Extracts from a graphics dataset
------------------------------------------------------------------------

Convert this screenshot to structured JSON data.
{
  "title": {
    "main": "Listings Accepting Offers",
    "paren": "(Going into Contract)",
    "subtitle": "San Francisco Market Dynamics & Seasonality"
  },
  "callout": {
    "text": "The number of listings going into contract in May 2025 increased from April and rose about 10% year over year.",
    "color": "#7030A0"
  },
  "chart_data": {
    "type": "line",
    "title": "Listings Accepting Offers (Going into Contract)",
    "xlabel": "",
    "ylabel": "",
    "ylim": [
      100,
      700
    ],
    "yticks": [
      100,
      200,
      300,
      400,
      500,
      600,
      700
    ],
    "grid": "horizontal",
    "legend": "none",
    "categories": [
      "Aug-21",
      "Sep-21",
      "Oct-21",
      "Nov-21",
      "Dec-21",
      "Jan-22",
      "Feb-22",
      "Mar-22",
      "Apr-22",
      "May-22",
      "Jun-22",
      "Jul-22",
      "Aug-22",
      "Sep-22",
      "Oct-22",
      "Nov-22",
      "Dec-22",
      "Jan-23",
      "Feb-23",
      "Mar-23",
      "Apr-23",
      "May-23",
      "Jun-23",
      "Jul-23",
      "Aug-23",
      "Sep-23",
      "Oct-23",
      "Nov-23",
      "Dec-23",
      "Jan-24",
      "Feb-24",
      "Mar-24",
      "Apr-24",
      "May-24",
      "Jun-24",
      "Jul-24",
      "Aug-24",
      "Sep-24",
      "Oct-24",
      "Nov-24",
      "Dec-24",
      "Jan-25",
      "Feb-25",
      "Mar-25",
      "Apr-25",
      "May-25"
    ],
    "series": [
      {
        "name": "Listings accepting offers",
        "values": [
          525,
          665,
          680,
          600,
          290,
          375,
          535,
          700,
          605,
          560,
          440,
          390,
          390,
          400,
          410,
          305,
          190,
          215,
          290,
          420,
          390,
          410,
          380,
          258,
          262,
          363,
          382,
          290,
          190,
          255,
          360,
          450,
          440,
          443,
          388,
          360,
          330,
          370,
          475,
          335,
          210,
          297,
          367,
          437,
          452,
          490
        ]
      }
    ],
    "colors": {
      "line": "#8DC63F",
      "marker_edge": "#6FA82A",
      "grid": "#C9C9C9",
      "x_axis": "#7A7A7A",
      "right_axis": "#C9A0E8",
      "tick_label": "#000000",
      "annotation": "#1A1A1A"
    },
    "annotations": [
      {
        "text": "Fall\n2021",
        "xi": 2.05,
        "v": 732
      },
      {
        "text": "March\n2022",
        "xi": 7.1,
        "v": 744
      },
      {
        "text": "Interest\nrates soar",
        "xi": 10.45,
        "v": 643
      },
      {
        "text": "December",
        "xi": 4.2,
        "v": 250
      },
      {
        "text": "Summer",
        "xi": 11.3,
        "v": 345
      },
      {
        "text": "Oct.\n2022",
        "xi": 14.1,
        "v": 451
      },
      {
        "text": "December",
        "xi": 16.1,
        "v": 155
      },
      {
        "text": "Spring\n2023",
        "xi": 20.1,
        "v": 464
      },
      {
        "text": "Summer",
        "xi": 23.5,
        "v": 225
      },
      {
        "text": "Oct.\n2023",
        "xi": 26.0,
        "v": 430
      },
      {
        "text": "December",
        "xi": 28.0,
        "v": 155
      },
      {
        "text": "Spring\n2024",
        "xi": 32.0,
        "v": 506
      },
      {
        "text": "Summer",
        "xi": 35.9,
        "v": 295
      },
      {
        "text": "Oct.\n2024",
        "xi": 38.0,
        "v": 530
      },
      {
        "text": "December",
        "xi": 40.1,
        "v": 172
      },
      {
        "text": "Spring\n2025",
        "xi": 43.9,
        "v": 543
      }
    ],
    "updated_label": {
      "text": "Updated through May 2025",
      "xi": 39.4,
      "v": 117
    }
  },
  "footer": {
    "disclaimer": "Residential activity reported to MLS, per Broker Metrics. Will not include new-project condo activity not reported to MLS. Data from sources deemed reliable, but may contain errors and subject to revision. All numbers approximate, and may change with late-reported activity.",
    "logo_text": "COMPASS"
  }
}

------------------------------------------------------------------------

▶ **Short problem**:
Restate every line of the data word for word.

▶ **The response**:
Convert this screenshot to structured JSON data.
{
  "title": {
    "main": "Listings Accepting Offers",
    "paren": "(Going into Contract)",
    "subtitle": "San Francisco Market Dynamics & Seasonality"
  },
  "callout": {
    "text": "The number of listings going into contract in May 2025 increased from April and rose about 10% year over year.",
    "color": "#7030A0"
  },
  "chart_data": {
    "type": "line",
    "title": "Listings Accepting Offers (Going into Contract)",
    "xlabel": "",
    "ylabel": "",
    "ylim": [
      100,
      700
    ],
    "yticks": [
      100,
      200,
      300,
      400,
      500,
      600,
      700
    ],
    "grid": "horizontal",
    "legend": "none",
    "categories": [
      "Aug-21",
      "Sep-21",
      "Oct-21",
      "Nov-21",
      "Dec-21",
      "Jan-22",
      "Feb-22",
      "Mar-22",
      "Apr-22",
      "May-22",
      "Jun-22",
      "Jul-22",
      "Aug-22",
      "Sep-22",
      "Oct-22",
      "Nov-22",
      "Dec-22",
      "Jan-23",
      "Feb-23",
      "Mar-23",
      "Apr-23",
      "May-23",
      "Jun-23",
      "Jul-23",
      "Aug-23",
      "Sep-23",
      "Oct-23",
      "Nov-23",
      "Dec-23",
      "Jan-24",
      "Feb-24",
      "Mar-24",
      "Apr-24",
      "May-24",
      "Jun-24",
      "Jul-24",
      "Aug-24",
      "Sep-24",
      "Oct-24",
      "Nov-24",
      "Dec-24",
      "Jan-25",
      "Feb-25",
      "Mar-25",
      "Apr-25",
      "May-25"
    ],
    "series": [
      {
        "name": "Listings accepting offers",
        "values": [
          525,
          665,
          680,
          600,
          290,
          375,
          535,
          700,
          605,
          560,
          440,
          390,
          390,
          400,
          410,
          305,
          190,
          215,
          290,
          420,
          390,
          410,
          380,
          258,
          262,
          363,
          382,
          290,
          190,
          255,
          360,
          450,
          440,
          443,
          388,
          360,
          330,
          370,
          475,
          335,
          210,
          297,
          367,
          437,
          452,
          490
        ]
      }
    ],
    "colors": {
      "line": "#8DC63F",
      "marker_edge": "#6FA82A",
      "grid": "#C9C9C9",
      "x_axis": "#7A7A7A",
      "right_axis": "#C9A0E8",
      "tick_label": "#000000",
      "annotation": "#1A1A1A"
    },
    "annotations": [
      {
        "text": "Fall\n2021",
        "xi": 2.05,
        "v": 732
      },
      {
        "text": "March\n2022",
        "xi": 7.1,
        "v": 744
      },
      {
        "text": "Interest\nrates soar",
        "xi": 10.45,
        "v": 643
      },
      {
        "text": "December",
        "xi": 4.2,
        "v": 250
      },
      {
        "text": "Summer",
        "xi": 11.3,
        "v": 345
      },
      {
        "text": "Oct.\n2022",
        "xi": 14.1,
        "v": 451
      },
      {
        "text": "December",
        "xi": 16.1,
        "v": 155
      },
      {
        "text": "Spring\n2023",
        "xi": 20.1,
        "v": 464
      },
      {
        "text": "Summer",
        "xi": 23.5,
        "v": 225
      },
      {
        "text": "Oct.\n2023",
        "xi": 26.0,
        "v": 430
      },
      {
        "text": "December",
        "xi": 28.0,
        "v": 155
      },
      {
        "text": "Spring\n2024",
        "xi": 32.0,
        "v": 506
      },
      {
        "text": "Summer",
        "xi": 35.9,
        "v": 295
      },
      {
        "text": "Oct.\n2024",
        "xi": 38.0,
        "v": 530
      },
      {
        "text": "December",
        "xi": 40.1,
        "v": 172
      },
      {
        "text": "Spring\n2025",
        "xi": 43.9,
        "v": 543
      }
    ],
    "updated_label": {
      "text": "Updated through May 2025",
      "xi": 39.4,
      "v": 117
    }
  },
  "footer": {
    "disclaimer": "Residential activity reported to MLS, per Broker Metrics. Will not include new-project condo activity not reported to MLS. Data from sources deemed reliable, but may contain errors and subject to revision. All numbers approximate, and may change with late-reported activity.",
    "logo_text": "COMPASS"
  }
}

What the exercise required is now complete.